_TASK DIRECTIONS_
Using the records below, give the number of lines where the word "code" appears, with no further output.

Recorded data:
——

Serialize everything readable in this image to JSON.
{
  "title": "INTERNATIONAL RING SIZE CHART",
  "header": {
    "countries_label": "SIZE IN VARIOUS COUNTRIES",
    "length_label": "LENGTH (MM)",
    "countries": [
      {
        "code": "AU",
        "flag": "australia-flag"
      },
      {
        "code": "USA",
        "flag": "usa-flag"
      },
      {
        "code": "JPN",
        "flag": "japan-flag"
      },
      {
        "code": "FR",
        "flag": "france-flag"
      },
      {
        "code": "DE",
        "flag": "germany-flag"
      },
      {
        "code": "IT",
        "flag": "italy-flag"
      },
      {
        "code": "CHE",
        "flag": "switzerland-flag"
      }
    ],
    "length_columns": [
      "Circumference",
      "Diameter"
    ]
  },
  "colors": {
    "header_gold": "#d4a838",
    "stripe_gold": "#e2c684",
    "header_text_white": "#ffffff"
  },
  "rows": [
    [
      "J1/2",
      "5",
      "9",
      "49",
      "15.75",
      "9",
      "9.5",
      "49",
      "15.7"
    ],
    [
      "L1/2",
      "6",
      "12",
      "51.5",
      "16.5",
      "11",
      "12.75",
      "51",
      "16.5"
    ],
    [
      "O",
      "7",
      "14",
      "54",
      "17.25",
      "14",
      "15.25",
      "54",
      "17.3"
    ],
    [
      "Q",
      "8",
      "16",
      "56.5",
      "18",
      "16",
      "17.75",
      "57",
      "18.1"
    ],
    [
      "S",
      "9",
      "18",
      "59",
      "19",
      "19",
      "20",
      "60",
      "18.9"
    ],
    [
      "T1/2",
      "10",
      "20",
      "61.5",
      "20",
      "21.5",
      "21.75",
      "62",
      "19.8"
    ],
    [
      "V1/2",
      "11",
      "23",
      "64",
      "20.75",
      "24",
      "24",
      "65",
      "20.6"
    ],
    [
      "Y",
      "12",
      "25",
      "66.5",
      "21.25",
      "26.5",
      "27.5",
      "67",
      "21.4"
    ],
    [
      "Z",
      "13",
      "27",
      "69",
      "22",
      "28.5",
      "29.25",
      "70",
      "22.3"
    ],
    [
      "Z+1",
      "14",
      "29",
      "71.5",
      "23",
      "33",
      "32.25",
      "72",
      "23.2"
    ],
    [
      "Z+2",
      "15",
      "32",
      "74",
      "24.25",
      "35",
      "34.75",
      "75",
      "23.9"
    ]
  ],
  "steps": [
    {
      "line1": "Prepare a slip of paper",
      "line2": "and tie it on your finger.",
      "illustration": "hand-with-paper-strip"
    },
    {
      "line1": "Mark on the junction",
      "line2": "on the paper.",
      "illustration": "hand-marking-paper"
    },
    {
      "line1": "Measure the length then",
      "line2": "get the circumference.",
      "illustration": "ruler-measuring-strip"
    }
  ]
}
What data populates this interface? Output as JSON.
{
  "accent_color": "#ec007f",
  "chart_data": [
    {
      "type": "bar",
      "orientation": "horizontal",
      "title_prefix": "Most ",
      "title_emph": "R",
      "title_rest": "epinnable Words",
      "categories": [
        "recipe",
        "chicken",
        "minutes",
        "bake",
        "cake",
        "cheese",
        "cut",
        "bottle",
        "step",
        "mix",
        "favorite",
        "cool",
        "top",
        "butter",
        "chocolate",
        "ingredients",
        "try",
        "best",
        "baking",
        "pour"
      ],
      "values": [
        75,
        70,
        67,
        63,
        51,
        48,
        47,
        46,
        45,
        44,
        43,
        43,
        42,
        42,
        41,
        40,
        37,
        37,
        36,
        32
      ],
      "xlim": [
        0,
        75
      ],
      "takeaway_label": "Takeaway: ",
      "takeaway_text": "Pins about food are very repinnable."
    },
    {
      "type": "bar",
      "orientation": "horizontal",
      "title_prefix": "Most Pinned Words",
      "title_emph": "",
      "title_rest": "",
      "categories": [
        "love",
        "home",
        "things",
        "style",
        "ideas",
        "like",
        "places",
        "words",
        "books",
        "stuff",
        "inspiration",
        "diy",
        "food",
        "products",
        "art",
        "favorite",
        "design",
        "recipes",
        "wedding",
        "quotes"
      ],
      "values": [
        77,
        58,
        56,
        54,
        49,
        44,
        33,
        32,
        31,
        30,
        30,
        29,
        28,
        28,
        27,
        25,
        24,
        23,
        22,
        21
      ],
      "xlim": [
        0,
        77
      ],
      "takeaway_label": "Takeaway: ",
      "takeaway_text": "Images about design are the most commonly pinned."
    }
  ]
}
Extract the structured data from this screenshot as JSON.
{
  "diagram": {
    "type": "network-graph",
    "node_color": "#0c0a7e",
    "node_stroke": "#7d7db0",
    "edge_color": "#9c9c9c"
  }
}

——

_SOLUTION TO THE EXERCISE_
7